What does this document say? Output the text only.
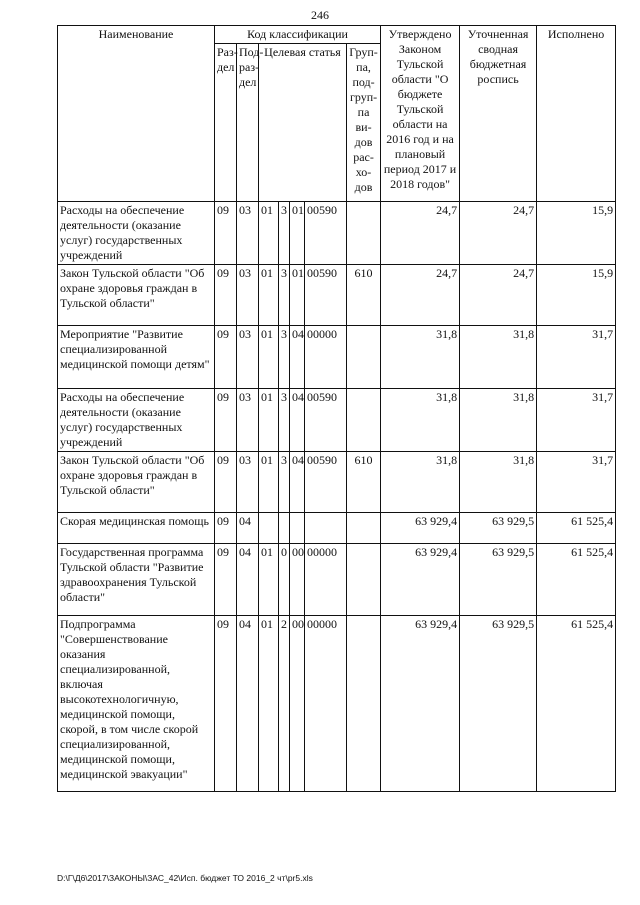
246
Наименование	Код классификации							Утверждено Законом Тульской области "О бюджете Тульской области на 2016 год и на плановый период 2017 и 2018 годов"	Уточненная сводная бюджетная роспись	Исполнено
	Раз- дел	Под- раз- дел	Целевая статья				Груп- па, под- груп- па ви- дов рас- хо- дов			
Расходы на обеспечение деятельности (оказание услуг) государственных учреждений	09	03	01	3	01	00590		24,7	24,7	15,9
Закон Тульской области "Об охране здоровья граждан в Тульской области"	09	03	01	3	01	00590	610	24,7	24,7	15,9
Мероприятие "Развитие специализированной медицинской помощи детям"	09	03	01	3	04	00000		31,8	31,8	31,7
Расходы на обеспечение деятельности (оказание услуг) государственных учреждений	09	03	01	3	04	00590		31,8	31,8	31,7
Закон Тульской области "Об охране здоровья граждан в Тульской области"	09	03	01	3	04	00590	610	31,8	31,8	31,7
Скорая медицинская помощь	09	04						63 929,4	63 929,5	61 525,4
Государственная программа Тульской области "Развитие здравоохранения Тульской области"	09	04	01	0	00	00000		63 929,4	63 929,5	61 525,4
Подпрограмма "Совершенствование оказания специализированной, включая высокотехнологичную, медицинской помощи, скорой, в том числе скорой специализированной, медицинской помощи, медицинской эвакуации"	09	04	01	2	00	00000		63 929,4	63 929,5	61 525,4
D:\Г\Д6\2017\ЗАКОНЫ\ЗАС_42\Исп. бюджет ТО 2016_2 чт\pr5.xls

※ ※ ※

- [Problem statement]
Write out the data precisely as given, excluding the pictures.

- [Output for this exercise]
What does this document say? Output the text only.
246
Наименование	Код классификации							Утверждено Законом Тульской области "О бюджете Тульской области на 2016 год и на плановый период 2017 и 2018 годов"	Уточненная сводная бюджетная роспись	Исполнено
	Раз- дел	Под- раз- дел	Целевая статья				Груп- па, под- груп- па ви- дов рас- хо- дов			
Расходы на обеспечение деятельности (оказание услуг) государственных учреждений	09	03	01	3	01	00590		24,7	24,7	15,9
Закон Тульской области "Об охране здоровья граждан в Тульской области"	09	03	01	3	01	00590	610	24,7	24,7	15,9
Мероприятие "Развитие специализированной медицинской помощи детям"	09	03	01	3	04	00000		31,8	31,8	31,7
Расходы на обеспечение деятельности (оказание услуг) государственных учреждений	09	03	01	3	04	00590		31,8	31,8	31,7
Закон Тульской области "Об охране здоровья граждан в Тульской области"	09	03	01	3	04	00590	610	31,8	31,8	31,7
Скорая медицинская помощь	09	04						63 929,4	63 929,5	61 525,4
Государственная программа Тульской области "Развитие здравоохранения Тульской области"	09	04	01	0	00	00000		63 929,4	63 929,5	61 525,4
Подпрограмма "Совершенствование оказания специализированной, включая высокотехнологичную, медицинской помощи, скорой, в том числе скорой специализированной, медицинской помощи, медицинской эвакуации"	09	04	01	2	00	00000		63 929,4	63 929,5	61 525,4
D:\Г\Д6\2017\ЗАКОНЫ\ЗАС_42\Исп. бюджет ТО 2016_2 чт\pr5.xls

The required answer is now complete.